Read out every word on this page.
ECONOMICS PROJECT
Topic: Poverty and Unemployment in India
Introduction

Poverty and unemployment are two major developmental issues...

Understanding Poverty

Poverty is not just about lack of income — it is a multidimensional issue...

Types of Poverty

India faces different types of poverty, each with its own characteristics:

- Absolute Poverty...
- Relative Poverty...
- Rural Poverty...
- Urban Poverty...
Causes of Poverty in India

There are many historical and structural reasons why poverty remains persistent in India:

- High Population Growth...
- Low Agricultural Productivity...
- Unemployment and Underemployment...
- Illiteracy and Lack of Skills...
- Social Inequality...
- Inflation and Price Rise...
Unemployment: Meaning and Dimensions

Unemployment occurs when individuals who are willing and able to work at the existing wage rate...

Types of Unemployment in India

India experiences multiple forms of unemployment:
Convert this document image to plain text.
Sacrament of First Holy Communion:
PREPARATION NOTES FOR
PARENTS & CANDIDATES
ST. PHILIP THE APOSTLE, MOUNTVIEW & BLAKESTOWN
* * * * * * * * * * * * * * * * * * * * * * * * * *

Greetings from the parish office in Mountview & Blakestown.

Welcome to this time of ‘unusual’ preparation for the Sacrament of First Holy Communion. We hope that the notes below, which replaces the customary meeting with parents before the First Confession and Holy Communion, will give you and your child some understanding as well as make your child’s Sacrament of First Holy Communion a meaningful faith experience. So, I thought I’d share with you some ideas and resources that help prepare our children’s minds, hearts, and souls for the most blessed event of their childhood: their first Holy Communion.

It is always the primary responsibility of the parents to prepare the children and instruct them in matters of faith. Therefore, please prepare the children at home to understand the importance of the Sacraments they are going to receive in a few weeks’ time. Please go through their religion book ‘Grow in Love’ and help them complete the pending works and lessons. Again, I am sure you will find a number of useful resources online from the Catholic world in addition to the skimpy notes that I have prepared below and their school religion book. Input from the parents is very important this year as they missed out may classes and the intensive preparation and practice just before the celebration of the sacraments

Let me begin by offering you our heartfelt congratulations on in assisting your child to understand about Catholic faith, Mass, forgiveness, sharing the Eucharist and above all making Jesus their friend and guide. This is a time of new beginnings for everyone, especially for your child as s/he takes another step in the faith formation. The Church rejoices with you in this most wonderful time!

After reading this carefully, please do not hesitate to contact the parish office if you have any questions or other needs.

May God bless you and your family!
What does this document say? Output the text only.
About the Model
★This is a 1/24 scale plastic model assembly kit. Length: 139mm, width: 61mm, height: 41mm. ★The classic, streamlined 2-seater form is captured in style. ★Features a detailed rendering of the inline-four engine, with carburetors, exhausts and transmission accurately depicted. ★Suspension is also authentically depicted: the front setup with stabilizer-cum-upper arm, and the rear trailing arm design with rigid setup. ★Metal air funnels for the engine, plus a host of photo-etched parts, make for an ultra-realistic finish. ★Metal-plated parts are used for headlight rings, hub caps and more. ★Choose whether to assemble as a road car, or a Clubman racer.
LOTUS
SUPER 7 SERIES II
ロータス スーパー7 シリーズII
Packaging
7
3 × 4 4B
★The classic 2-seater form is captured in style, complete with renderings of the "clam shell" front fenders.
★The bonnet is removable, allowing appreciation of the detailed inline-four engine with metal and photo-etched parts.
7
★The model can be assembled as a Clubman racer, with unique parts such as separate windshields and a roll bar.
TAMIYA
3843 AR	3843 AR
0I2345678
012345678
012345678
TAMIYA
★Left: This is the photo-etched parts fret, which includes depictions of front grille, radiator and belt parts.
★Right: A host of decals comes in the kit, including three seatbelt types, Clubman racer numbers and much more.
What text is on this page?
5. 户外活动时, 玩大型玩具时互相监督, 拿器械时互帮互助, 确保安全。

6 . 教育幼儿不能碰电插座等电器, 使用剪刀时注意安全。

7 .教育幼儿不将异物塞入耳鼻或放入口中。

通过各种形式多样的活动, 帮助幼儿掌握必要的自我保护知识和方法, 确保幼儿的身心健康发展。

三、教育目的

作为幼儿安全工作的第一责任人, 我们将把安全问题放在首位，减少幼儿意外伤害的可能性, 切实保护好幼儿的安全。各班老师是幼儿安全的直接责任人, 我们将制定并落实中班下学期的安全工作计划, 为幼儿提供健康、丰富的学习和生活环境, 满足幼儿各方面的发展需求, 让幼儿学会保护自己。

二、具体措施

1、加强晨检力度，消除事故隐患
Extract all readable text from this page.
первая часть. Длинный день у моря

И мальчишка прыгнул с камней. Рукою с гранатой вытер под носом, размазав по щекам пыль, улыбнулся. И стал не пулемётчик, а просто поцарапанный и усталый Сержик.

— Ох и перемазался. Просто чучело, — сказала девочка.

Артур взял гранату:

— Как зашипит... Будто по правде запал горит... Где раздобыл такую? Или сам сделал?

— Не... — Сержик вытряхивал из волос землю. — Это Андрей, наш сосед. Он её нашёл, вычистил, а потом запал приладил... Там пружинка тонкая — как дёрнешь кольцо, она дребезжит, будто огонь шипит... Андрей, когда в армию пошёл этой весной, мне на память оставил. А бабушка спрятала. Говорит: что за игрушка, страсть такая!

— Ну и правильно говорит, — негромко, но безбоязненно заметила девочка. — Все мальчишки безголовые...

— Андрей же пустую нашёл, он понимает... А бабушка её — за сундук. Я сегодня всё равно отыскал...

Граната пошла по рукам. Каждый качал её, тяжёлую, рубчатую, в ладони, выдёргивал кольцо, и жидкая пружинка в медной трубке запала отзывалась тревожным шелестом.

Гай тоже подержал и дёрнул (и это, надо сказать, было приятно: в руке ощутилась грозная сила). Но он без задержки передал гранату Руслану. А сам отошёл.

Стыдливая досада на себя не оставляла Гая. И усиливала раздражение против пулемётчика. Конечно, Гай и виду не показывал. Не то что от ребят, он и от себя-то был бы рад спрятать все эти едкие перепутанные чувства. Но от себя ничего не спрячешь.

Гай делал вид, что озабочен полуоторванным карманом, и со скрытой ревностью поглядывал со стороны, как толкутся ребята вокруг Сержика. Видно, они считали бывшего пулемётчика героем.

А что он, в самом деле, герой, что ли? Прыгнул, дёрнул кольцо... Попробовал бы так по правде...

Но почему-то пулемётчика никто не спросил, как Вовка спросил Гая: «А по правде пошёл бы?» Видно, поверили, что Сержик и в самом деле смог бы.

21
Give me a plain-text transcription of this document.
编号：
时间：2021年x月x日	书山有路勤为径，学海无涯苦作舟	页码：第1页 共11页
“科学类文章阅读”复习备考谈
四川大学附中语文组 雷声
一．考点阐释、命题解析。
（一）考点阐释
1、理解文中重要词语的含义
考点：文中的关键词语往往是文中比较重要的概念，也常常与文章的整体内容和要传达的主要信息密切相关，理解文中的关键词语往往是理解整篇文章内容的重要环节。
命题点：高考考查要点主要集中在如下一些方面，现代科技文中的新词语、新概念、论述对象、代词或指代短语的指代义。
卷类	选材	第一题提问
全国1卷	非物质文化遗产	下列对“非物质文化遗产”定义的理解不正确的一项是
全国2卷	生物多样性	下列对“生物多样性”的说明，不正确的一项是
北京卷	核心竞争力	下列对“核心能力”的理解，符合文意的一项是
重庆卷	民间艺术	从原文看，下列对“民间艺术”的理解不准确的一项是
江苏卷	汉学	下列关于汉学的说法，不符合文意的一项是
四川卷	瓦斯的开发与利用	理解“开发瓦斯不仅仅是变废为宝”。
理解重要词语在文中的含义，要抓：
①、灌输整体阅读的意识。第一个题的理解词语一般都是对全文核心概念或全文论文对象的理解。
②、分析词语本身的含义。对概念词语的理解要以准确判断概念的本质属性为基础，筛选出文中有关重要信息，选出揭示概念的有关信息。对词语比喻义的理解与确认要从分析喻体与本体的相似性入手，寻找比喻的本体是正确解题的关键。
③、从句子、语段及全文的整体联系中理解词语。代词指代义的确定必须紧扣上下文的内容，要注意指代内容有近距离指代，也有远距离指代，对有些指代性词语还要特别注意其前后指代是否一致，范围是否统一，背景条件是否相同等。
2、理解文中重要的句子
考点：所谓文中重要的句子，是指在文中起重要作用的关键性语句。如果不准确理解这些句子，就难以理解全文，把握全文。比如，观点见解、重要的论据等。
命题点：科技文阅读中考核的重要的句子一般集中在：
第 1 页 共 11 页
- - -
GOAL OF THE EXERCISE - Select every line where the word "Видно" occurs.

COMPLETED EXERCISE -
Гай делал вид, что озабочен полуоторванным карманом, и со скрытой ревностью поглядывал со стороны, как толкутся ребята вокруг Сержика. Видно, они считали бывшего пулемётчика героем.
Но почему-то пулемётчика никто не спросил, как Вовка спросил Гая: «А по правде пошёл бы?» Видно, поверили, что Сержик и в самом деле смог бы.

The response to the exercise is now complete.